Ayer fui a Gràcia, a comprar pan de muerto (sí, más, para la ofrenda y para la castanyada, la celebración catalana del Día de Todos Santos) y a despedirme del que ahora sea, quizás, mi barrio favorito de la ciudad condal. Hacía un día espectacular: soleado a rabiar y nada frío, no había necesidad de chupa ni de chaqueta ni de cazadora ni de abrigo ni de todas esas prendas que usan acá para el otoño-invierno.
Después de pasar por mi tortillería de referencia a por el pan (recién hecho), me paré por un café con leche y un minicruasán de chocolate, para llevar, claro, porque no se puede de otro modo. Entonces seguí caminando por la calle Torrijos, pasé enfrente de los Cines Verdi (versión Park) tristemente cerrados de nuevo, pasé delante de un par de señoras catalanas que se habían sentado en unas bancas a comerse (¡oh sorpresa!) su propio pan de muertos de la misma tortillería y hasta se me ocurrió saludarlas y preguntarles si les gustaba. Me vieron un poco raro, pero dijeron que estaba buenísimo.

Extractos de entradas:
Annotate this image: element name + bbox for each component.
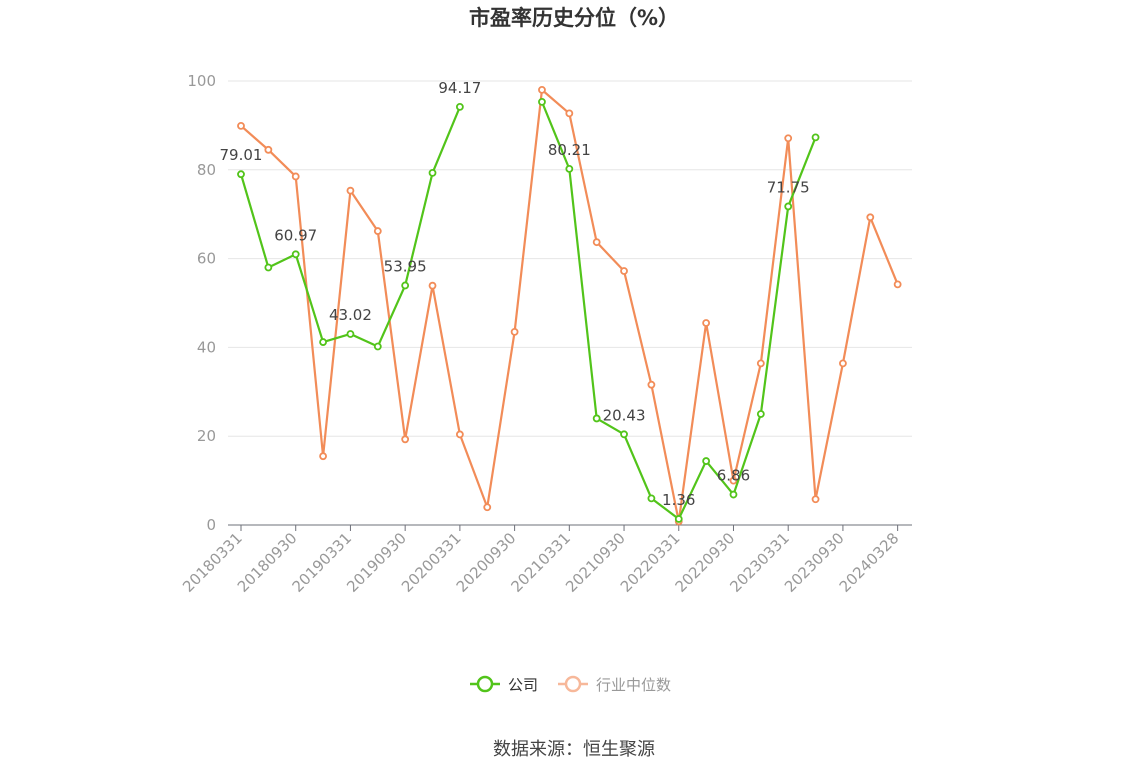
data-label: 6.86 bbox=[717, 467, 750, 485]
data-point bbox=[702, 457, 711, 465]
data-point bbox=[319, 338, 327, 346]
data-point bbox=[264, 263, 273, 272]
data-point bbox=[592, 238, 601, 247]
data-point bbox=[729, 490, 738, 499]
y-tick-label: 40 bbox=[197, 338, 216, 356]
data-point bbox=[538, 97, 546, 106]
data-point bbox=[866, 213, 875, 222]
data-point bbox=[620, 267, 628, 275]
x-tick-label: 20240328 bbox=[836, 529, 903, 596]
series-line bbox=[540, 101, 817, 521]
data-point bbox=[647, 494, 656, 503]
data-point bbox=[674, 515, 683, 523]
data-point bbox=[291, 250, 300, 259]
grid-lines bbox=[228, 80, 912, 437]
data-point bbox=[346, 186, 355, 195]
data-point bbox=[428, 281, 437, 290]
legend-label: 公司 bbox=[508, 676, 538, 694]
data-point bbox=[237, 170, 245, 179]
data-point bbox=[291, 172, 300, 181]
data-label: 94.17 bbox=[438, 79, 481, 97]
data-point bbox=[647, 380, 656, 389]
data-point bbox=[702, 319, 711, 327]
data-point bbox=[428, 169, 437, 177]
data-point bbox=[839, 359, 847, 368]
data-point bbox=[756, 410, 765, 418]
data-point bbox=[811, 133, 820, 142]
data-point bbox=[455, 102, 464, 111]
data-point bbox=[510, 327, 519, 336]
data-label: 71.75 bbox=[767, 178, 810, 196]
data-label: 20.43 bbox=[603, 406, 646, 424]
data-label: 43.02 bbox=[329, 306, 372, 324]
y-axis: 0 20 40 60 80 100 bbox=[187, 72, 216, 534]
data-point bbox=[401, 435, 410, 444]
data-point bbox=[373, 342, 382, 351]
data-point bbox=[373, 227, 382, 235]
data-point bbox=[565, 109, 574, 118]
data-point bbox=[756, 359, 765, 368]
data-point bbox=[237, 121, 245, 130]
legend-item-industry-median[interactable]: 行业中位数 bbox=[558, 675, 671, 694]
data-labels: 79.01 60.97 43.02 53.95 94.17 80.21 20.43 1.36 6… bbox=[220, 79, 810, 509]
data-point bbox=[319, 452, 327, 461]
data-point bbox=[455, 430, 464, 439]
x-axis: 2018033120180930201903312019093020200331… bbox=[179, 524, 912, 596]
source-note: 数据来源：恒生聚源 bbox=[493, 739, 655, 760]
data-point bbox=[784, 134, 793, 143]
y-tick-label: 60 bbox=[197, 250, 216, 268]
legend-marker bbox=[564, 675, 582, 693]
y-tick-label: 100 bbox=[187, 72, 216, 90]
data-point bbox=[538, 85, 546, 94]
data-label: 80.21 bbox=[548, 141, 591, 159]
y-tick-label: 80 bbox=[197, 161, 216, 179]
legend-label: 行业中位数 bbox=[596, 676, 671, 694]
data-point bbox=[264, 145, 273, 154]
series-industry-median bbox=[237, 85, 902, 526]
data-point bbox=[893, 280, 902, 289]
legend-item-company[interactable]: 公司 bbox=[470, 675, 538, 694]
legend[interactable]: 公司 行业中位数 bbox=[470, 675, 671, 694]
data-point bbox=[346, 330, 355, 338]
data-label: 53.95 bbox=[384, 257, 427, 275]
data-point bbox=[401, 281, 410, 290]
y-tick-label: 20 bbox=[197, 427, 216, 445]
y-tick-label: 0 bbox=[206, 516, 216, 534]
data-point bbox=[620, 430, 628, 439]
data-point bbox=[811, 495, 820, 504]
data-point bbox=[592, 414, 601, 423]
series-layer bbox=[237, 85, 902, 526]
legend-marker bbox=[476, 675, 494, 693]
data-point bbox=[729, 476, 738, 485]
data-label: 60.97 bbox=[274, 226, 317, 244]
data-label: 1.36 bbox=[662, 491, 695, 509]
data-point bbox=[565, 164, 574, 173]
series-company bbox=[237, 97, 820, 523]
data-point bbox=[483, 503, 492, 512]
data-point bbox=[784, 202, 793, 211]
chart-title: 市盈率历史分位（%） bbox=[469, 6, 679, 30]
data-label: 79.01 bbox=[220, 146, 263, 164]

Objetivo del ejercicio: Reescriba en forma de lista, y de manera más breve, el párrafo del texto que comienza con «Después de pasar por mi tortillería», conservando sus datos principales. Las entradas provienen de una fuente distinta.

Respuesta completa:
- Paso por la tortillería de referencia para comprar el pan, recién hecho.
- Parada para tomar un café con leche y un minicruasán de chocolate, para llevar.
- Caminata por la calle Torrijos, frente a los Cines Verdi (versión Park), otra vez cerrados.
- Encuentro con un par de señoras catalanas sentadas en unas bancas, que comían pan de muertos de la misma tortillería.
- Saludo y pregunta sobre si les gustaba: reaccionaron con cierta extrañeza, pero respondieron que estaba buenísimo.